Extracted records:
====
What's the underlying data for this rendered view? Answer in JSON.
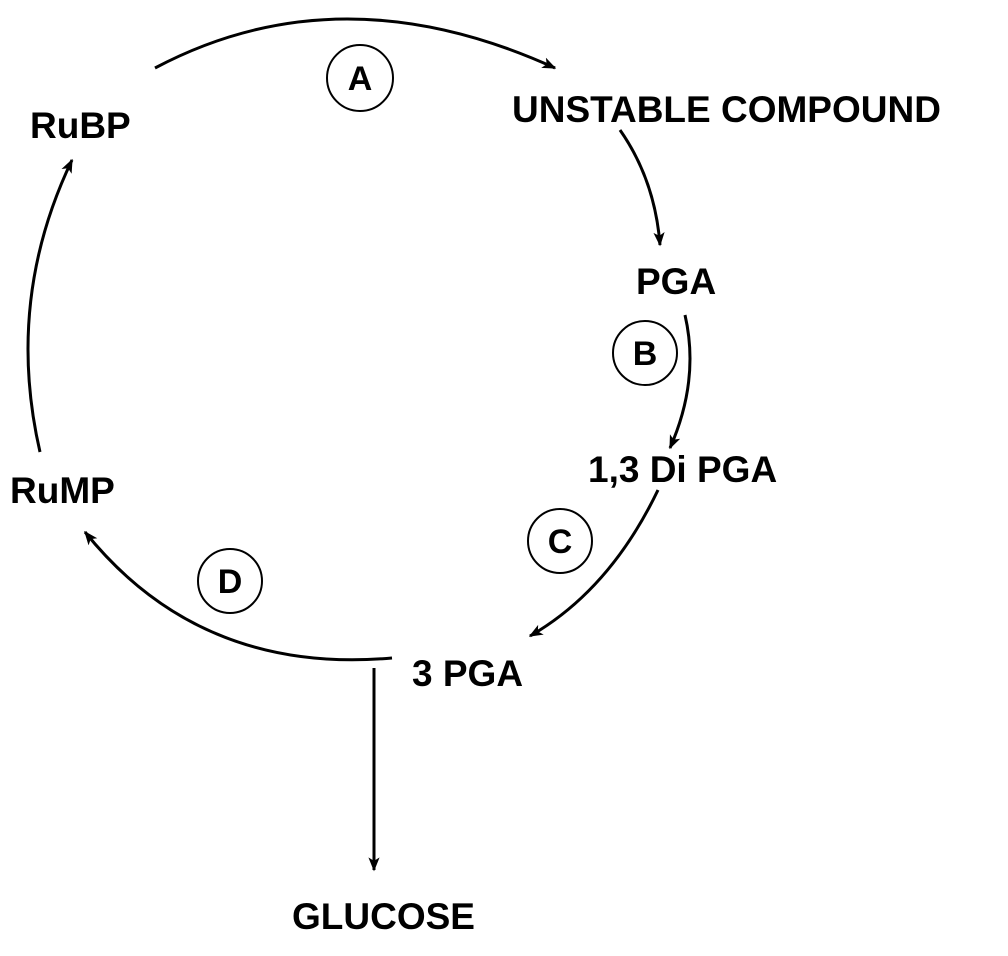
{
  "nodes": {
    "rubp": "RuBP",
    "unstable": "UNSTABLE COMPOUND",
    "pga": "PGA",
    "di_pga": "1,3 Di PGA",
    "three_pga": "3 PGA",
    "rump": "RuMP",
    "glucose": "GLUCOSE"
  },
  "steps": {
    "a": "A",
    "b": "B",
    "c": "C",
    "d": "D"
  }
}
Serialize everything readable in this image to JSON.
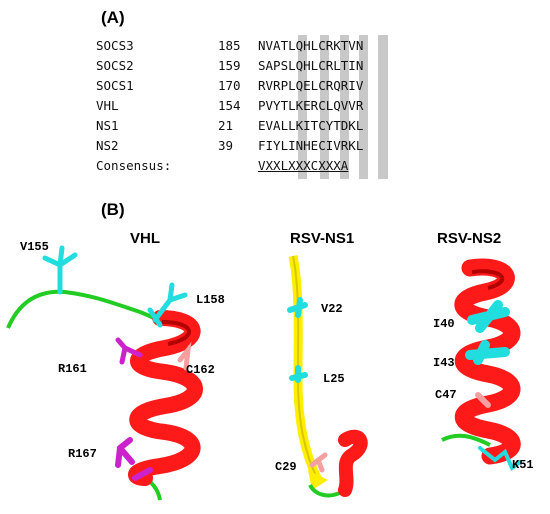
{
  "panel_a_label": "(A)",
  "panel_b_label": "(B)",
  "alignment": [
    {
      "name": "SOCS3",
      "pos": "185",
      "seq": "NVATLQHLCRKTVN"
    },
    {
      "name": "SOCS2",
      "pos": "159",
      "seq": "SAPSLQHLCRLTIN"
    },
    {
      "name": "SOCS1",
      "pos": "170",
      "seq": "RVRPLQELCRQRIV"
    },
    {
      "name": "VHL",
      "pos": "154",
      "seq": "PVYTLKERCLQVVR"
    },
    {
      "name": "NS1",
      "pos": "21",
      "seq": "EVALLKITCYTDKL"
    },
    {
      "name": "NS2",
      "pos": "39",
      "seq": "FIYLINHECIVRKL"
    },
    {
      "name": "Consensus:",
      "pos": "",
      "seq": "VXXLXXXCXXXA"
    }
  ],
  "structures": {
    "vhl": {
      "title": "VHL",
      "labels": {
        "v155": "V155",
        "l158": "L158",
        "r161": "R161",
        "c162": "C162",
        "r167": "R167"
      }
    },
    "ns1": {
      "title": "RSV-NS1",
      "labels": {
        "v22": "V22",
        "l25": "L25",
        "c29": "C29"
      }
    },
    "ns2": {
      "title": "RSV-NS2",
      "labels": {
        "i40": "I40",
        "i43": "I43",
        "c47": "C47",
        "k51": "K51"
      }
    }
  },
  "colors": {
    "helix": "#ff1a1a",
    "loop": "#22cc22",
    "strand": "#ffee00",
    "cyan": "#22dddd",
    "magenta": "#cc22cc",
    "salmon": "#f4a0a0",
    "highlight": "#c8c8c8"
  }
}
====
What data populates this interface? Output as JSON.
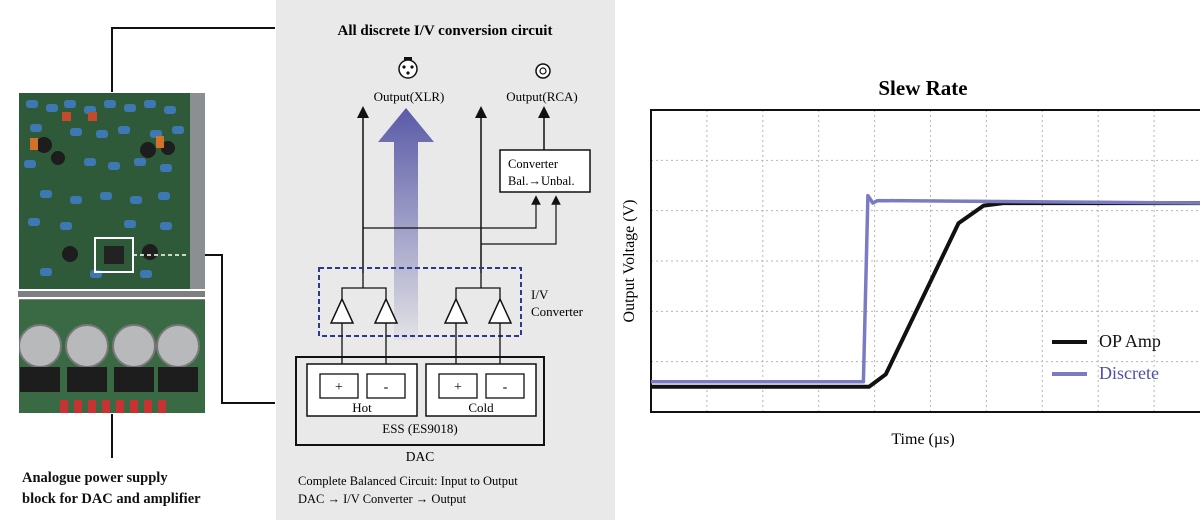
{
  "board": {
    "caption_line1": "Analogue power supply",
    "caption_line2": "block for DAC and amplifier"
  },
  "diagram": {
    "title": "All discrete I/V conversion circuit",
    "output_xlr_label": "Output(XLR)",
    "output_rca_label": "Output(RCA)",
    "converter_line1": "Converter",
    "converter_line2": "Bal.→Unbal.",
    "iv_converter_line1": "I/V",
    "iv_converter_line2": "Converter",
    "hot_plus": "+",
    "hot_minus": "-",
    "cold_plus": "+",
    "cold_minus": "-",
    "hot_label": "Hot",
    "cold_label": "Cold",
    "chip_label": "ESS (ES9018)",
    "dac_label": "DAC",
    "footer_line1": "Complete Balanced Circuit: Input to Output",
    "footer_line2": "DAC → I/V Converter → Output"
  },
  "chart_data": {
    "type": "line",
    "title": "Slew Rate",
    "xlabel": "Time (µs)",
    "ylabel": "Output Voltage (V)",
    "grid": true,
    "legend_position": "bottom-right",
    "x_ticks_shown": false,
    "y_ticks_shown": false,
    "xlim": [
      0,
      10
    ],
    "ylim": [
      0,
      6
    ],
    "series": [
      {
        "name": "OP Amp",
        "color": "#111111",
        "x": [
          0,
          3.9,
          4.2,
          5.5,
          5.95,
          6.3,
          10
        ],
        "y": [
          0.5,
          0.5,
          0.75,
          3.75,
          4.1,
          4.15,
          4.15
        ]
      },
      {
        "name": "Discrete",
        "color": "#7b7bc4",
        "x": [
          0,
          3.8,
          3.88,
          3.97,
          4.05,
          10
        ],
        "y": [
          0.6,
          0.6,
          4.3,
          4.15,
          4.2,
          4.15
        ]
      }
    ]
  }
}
====
* _THE EXERCISE_:
Go through the listing above and pull out each line containing the word "Output".

* _RESPONSE TO THE TASK_:
What data populates this interface? Output as JSON.
    "output_xlr_label": "Output(XLR)",
    "output_rca_label": "Output(RCA)",
    "footer_line1": "Complete Balanced Circuit: Input to Output",
    "footer_line2": "DAC → I/V Converter → Output"
    "ylabel": "Output Voltage (V)",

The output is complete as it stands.